This step uses one parameter which we can customize at execution time (`processing_instance_type`), and again references outputs from other steps.

In [None]:
from sagemaker.processing import ProcessingInput, ProcessingOutput, ScriptProcessor
from sagemaker.workflow.steps import ProcessingStep
from sagemaker.workflow.properties import PropertyFile

# processing_instance_type parameter was already defined in stage 2 but it is reused here

script_eval = ScriptProcessor(
    image_uri=image_uri,
    command=["python3"],
    instance_type=processing_instance_type,  # (Pipeline parameter)
    instance_count=1,
    base_job_name=f"{base_job_prefix}/script-CustomerChurn-eval",
    sagemaker_session=pipeline_session,
    role=role,
)
evaluation_report = PropertyFile(
    name="EvaluationReport",
    output_name="evaluation",
    path="evaluation.json",
)
step_args = script_eval.run(
    inputs=[
        ProcessingInput(
            source=step_train.properties.ModelArtifacts.S3ModelArtifacts,
            destination="/opt/ml/processing/model",
        ),
        ProcessingInput(
            source=step_process.properties.ProcessingOutputConfig.Outputs["test"].S3Output.S3Uri,
            destination="/opt/ml/processing/test",
        ),
    ],
    outputs=[ ProcessingOutput(output_name="evaluation", source="/opt/ml/processing/evaluation"), ],
    code="./evaluate.py",
)

step_eval = ProcessingStep(
    name="CustomerChurnEval",
    step_args=step_args,
    property_files=[evaluation_report],
)


### 5. Register model step that will be conditionally executed

Pipelines allow us to have conditional steps, to register models into our registry and optionally to publish these to staging. A common usage is to check a minimum threshold (using F1 in our case) and only publish into our registry if it is higher than a given threshold (0.8 in our case).

* **DATA ROWS**
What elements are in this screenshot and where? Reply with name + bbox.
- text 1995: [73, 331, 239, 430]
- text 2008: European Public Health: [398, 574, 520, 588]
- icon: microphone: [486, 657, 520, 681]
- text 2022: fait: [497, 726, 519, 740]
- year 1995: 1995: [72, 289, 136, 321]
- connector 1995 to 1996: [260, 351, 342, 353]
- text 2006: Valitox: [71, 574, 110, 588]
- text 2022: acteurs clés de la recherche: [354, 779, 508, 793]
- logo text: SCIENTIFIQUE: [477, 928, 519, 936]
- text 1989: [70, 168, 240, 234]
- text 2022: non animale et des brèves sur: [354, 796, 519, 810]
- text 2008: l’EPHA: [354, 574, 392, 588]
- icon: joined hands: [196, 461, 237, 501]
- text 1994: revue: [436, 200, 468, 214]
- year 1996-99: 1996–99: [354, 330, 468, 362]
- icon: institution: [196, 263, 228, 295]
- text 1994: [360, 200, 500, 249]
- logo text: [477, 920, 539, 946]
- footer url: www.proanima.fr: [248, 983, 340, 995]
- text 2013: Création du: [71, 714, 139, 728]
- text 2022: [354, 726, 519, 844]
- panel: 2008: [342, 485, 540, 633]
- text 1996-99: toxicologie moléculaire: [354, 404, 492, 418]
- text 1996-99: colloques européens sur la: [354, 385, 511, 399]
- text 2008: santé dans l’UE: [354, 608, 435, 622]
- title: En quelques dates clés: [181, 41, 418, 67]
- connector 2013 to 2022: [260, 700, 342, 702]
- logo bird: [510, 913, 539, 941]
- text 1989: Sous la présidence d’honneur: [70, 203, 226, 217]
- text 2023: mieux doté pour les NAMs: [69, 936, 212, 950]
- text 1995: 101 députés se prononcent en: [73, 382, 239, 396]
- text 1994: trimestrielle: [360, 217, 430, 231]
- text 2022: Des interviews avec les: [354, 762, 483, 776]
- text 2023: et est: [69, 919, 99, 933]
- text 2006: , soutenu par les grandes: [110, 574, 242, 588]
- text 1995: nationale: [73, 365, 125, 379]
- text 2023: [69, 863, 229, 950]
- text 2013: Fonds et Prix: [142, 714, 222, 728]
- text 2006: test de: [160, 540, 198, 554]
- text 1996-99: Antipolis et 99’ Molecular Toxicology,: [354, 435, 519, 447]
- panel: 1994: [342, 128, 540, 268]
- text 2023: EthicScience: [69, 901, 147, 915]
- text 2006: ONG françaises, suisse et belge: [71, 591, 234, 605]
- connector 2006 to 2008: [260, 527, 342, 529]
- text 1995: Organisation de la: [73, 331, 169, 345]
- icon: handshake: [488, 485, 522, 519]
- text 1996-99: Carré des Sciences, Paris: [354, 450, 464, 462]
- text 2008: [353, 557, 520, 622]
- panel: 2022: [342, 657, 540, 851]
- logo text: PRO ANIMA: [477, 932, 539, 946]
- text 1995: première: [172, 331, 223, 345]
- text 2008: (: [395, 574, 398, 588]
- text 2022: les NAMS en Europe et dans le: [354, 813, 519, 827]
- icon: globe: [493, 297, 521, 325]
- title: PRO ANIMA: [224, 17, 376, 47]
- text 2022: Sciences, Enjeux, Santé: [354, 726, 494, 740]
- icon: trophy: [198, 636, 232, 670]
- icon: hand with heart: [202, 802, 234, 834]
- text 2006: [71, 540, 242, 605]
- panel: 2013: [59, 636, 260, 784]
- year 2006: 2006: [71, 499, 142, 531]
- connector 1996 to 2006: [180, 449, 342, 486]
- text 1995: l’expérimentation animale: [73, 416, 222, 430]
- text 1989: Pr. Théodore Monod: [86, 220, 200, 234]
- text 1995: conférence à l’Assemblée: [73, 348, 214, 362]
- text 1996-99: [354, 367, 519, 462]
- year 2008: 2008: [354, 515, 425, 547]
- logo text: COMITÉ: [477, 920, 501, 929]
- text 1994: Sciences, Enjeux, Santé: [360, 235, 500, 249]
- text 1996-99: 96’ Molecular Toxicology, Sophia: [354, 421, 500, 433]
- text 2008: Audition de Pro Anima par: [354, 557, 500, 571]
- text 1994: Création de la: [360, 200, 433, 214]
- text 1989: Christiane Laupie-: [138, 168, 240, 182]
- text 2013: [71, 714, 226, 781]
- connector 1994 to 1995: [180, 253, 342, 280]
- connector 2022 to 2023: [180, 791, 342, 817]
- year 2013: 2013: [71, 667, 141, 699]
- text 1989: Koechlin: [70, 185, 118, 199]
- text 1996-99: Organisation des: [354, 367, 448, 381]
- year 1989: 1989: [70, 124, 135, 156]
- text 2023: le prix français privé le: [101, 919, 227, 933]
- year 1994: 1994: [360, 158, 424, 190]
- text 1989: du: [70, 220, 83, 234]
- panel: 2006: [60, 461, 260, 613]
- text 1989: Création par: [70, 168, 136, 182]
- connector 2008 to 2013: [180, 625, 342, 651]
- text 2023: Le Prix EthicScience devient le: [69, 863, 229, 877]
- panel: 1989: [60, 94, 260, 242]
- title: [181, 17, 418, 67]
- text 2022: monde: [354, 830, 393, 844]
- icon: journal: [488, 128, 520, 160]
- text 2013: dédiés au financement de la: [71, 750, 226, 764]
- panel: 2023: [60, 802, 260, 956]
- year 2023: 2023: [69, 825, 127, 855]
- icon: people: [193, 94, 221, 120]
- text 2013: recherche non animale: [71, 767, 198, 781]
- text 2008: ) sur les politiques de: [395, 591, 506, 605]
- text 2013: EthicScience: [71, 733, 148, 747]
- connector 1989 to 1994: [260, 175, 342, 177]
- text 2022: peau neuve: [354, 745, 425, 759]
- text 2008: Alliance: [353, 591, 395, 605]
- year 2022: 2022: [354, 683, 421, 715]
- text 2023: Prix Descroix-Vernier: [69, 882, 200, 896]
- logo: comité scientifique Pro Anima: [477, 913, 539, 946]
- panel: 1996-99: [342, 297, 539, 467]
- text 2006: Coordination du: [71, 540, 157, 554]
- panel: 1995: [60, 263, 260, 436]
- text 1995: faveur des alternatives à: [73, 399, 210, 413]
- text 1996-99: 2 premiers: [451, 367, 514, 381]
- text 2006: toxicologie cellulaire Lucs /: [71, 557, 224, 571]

* **WORK INSTRUCTIONS**
1. Reproduce everything in the SageMaker pipeline walkthrough from "Pipelines allow us" down to "in our case).".
2. Write the next part of the SageMaker pipeline walkthrough, picking up after its final sentence.

* **FINAL ANSWERS**
1.
Pipelines allow us to have conditional steps, to register models into our registry and optionally to publish these to staging. A common usage is to check a minimum threshold (using F1 in our case) and only publish into our registry if it is higher than a given threshold (0.8 in our case).

2.
This step uses one parameter which we can customize at execution time: 
`model_approval_status`

> ▶️ **Question:** *Which other variables could we add from this section as parameter for the pipeline?*

In [None]:
from sagemaker.workflow.step_collections import RegisterModel
from sagemaker.workflow.conditions import ConditionGreaterThanOrEqualTo
from sagemaker.workflow.condition_step import ConditionStep
from sagemaker.workflow.functions import JsonGet
from sagemaker.model_metrics import MetricsSource, ModelMetrics
from sagemaker import Model
from sagemaker.workflow.model_step import ModelStep

# Parameter for the model register stage
# (ModelApprovalStatus can be set to a default of "Approved" if you don't want manual approval)
model_approval_status = ParameterString( name="ModelApprovalStatus", default_value="PendingManualApproval",)

model_metrics = ModelMetrics(
    model_statistics=MetricsSource(
        s3_uri="{}/evaluation.json".format(
            step_eval.arguments["ProcessingOutputConfig"]["Outputs"][0]["S3Output"]["S3Uri"]
        ),
        content_type="application/json",
    )
)

model = Model(
    image_uri=xgb_train.image_uri,
    model_data=step_train.properties.ModelArtifacts.S3ModelArtifacts,
    sagemaker_session=pipeline_session,
    role=role,
)


# Register model step that will be conditionally executed
register_args = model.register(
    # estimator=xgb_train,
    # model_data=step_train.properties.ModelArtifacts.S3ModelArtifacts,
    content_types=["text/csv"],
    response_types=["text/csv"],
    inference_instances=["ml.t2.medium", "ml.m5.large"],
    transform_instances=["ml.m5.large"],
    model_package_group_name=model_package_group_name,
    approval_status=model_approval_status,
    model_metrics=model_metrics,
)
step_register = ModelStep(
    name="CustomerChurnRegisterModel",
    step_args=register_args,
)

# Condition step for evaluating model quality and branching execution
cond_register = ConditionGreaterThanOrEqualTo(  # You can change the condition here
    left=JsonGet(
        step_name=step_eval.name,
        property_file=evaluation_report,
        # This should follow the structure of your report_dict defined in the evaluate.py file:
        json_path="binary_classification_metrics.f1.value",
    ),
    right=0.8,  # TODO: add as a pipeline parameter
)    

step_cond = ConditionStep(
    name="CustomerChurnAccuracyCond",
    conditions=[cond_register],
    if_steps=[step_register],
    else_steps=[],
)

### 6. Construct Pipeline 

With the steps and pipeline-level parameters all defined, we're ready to create the overall [Pipeline](https://sagemaker.readthedocs.io/en/stable/workflows/pipelines/sagemaker.workflow.pipelines.html#pipeline) and register it with SageMaker.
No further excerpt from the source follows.